— Begin Excerpted data —

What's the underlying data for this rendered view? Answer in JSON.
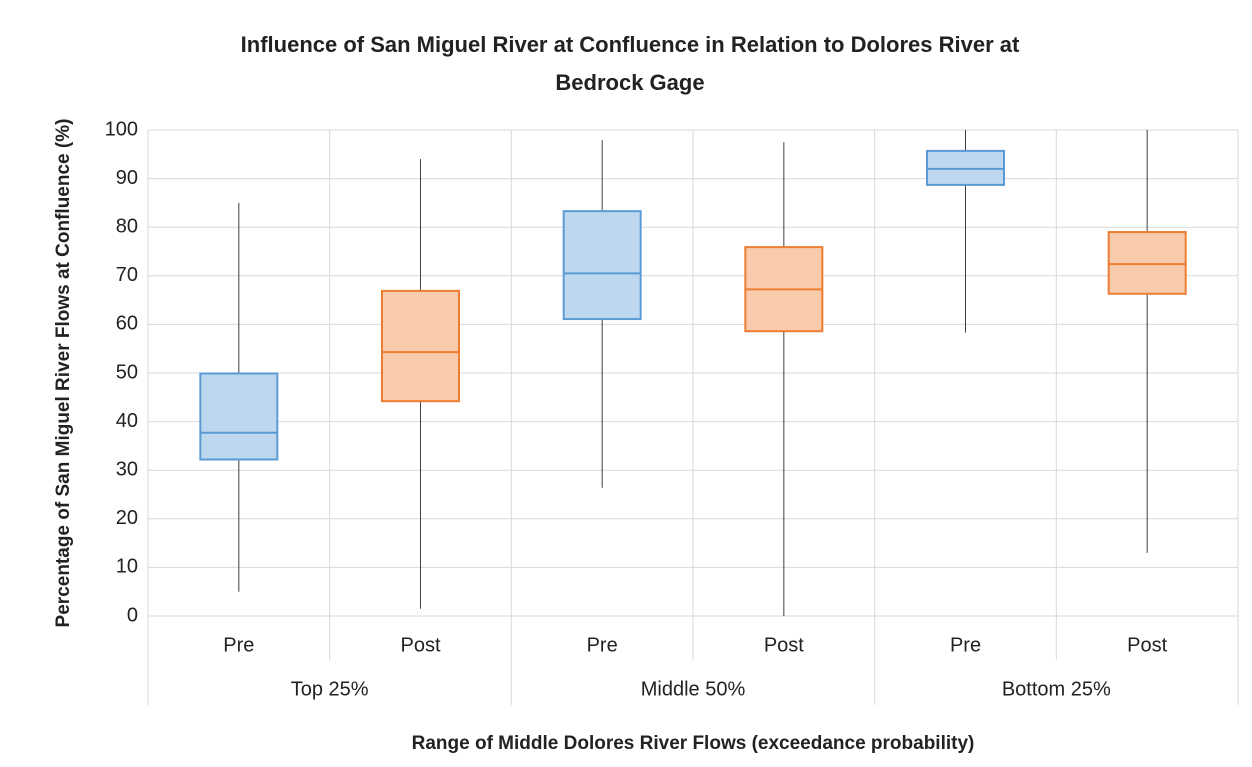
{
  "chart_data": {
    "type": "box",
    "title": [
      "Influence of San Miguel River at Confluence in Relation to Dolores River at",
      "Bedrock Gage"
    ],
    "y_label": "Percentage of San Miguel River Flows at Confluence (%)",
    "x_label": "Range of Middle Dolores River Flows (exceedance probability)",
    "groups": [
      "Top 25%",
      "Middle 50%",
      "Bottom 25%"
    ],
    "categories": [
      "Pre",
      "Post",
      "Pre",
      "Post",
      "Pre",
      "Post"
    ],
    "boxes": [
      {
        "min": 5,
        "q1": 32.2,
        "median": 37.7,
        "q3": 49.9,
        "max": 85,
        "fill": "#bdd7ee",
        "stroke": "#5b9bd5"
      },
      {
        "min": 1.5,
        "q1": 44.2,
        "median": 54.3,
        "q3": 66.9,
        "max": 94,
        "fill": "#f8cbad",
        "stroke": "#ed7d31"
      },
      {
        "min": 26.4,
        "q1": 61.1,
        "median": 70.5,
        "q3": 83.3,
        "max": 97.9,
        "fill": "#bdd7ee",
        "stroke": "#5b9bd5"
      },
      {
        "min": 0,
        "q1": 58.6,
        "median": 67.2,
        "q3": 75.9,
        "max": 97.5,
        "fill": "#f8cbad",
        "stroke": "#ed7d31"
      },
      {
        "min": 58.3,
        "q1": 88.7,
        "median": 92,
        "q3": 95.7,
        "max": 100,
        "fill": "#bdd7ee",
        "stroke": "#5b9bd5"
      },
      {
        "min": 13,
        "q1": 66.3,
        "median": 72.4,
        "q3": 79,
        "max": 100,
        "fill": "#f8cbad",
        "stroke": "#ed7d31"
      }
    ],
    "ylim": [
      0,
      100
    ],
    "yticks": [
      0,
      10,
      20,
      30,
      40,
      50,
      60,
      70,
      80,
      90,
      100
    ],
    "grid": true
  }
}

— End Excerpted data —

- What is expected: Copy all the data exactly as written, but skip any picture.

- Solution to this problem:
What's the underlying data for this rendered view? Answer in JSON.
{
  "chart_data": {
    "type": "box",
    "title": [
      "Influence of San Miguel River at Confluence in Relation to Dolores River at",
      "Bedrock Gage"
    ],
    "y_label": "Percentage of San Miguel River Flows at Confluence (%)",
    "x_label": "Range of Middle Dolores River Flows (exceedance probability)",
    "groups": [
      "Top 25%",
      "Middle 50%",
      "Bottom 25%"
    ],
    "categories": [
      "Pre",
      "Post",
      "Pre",
      "Post",
      "Pre",
      "Post"
    ],
    "boxes": [
      {
        "min": 5,
        "q1": 32.2,
        "median": 37.7,
        "q3": 49.9,
        "max": 85,
        "fill": "#bdd7ee",
        "stroke": "#5b9bd5"
      },
      {
        "min": 1.5,
        "q1": 44.2,
        "median": 54.3,
        "q3": 66.9,
        "max": 94,
        "fill": "#f8cbad",
        "stroke": "#ed7d31"
      },
      {
        "min": 26.4,
        "q1": 61.1,
        "median": 70.5,
        "q3": 83.3,
        "max": 97.9,
        "fill": "#bdd7ee",
        "stroke": "#5b9bd5"
      },
      {
        "min": 0,
        "q1": 58.6,
        "median": 67.2,
        "q3": 75.9,
        "max": 97.5,
        "fill": "#f8cbad",
        "stroke": "#ed7d31"
      },
      {
        "min": 58.3,
        "q1": 88.7,
        "median": 92,
        "q3": 95.7,
        "max": 100,
        "fill": "#bdd7ee",
        "stroke": "#5b9bd5"
      },
      {
        "min": 13,
        "q1": 66.3,
        "median": 72.4,
        "q3": 79,
        "max": 100,
        "fill": "#f8cbad",
        "stroke": "#ed7d31"
      }
    ],
    "ylim": [
      0,
      100
    ],
    "yticks": [
      0,
      10,
      20,
      30,
      40,
      50,
      60,
      70,
      80,
      90,
      100
    ],
    "grid": true
  }
}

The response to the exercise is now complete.